Prompt: Reproduce the records below exactly, leaving out any pictures.

** Start of Supplied entries **

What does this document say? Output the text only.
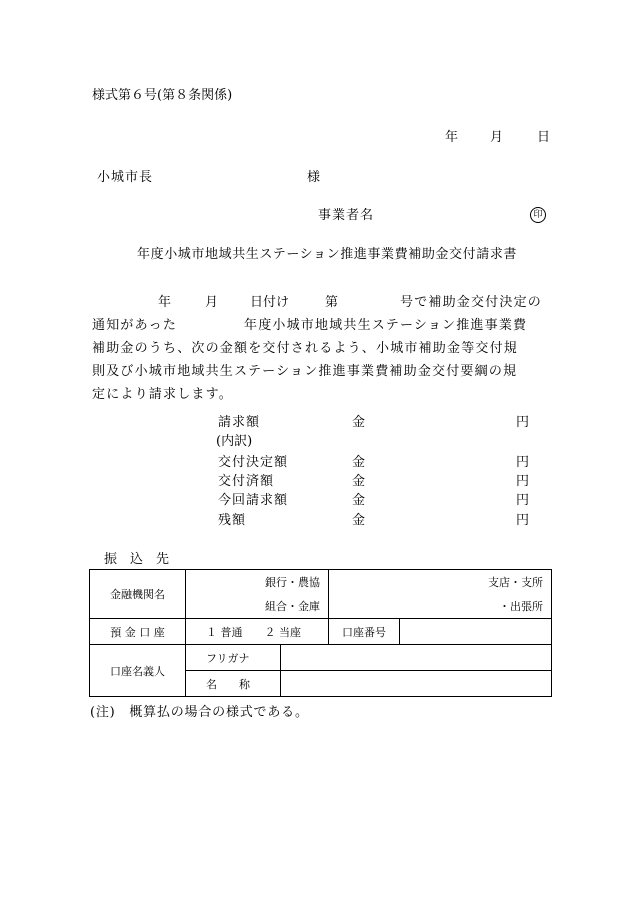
様式第６号(第８条関係)
年 月	日
小城市長	様
事業者名	印
年度小城市地域共生ステーション推進事業費補助金交付請求書
年	月 日付け	第	号で補助金交付決定の
通知があった	年度小城市地域共生ステーション推進事業費
補助金のうち、次の金額を交付されるよう、小城市補助金等交付規
則及び小城市地域共生ステーション推進事業費補助金交付要綱の規
定により請求します。
請求額	金	円
(内訳)
交付決定額	金	円
交付済額	金	円
今回請求額	金	円
残額	金	円
振　込　先
金融機関名	銀行・農協		支店・支所	
	組合・金庫		・出張所	
預 金 口 座	１ 普通　　２ 当座		口座番号	
口座名義人	フリガナ			
	名　　称			
(注)　概算払の場合の様式である。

** End of Supplied entries **

Correct result:
What does this document say? Output the text only.
様式第６号(第８条関係)
年 月	日
小城市長	様
事業者名	印
年度小城市地域共生ステーション推進事業費補助金交付請求書
年	月 日付け	第	号で補助金交付決定の
通知があった	年度小城市地域共生ステーション推進事業費
補助金のうち、次の金額を交付されるよう、小城市補助金等交付規
則及び小城市地域共生ステーション推進事業費補助金交付要綱の規
定により請求します。
請求額	金	円
(内訳)
交付決定額	金	円
交付済額	金	円
今回請求額	金	円
残額	金	円
振　込　先
金融機関名	銀行・農協		支店・支所	
	組合・金庫		・出張所	
預 金 口 座	１ 普通　　２ 当座		口座番号	
口座名義人	フリガナ			
	名　　称			
(注)　概算払の場合の様式である。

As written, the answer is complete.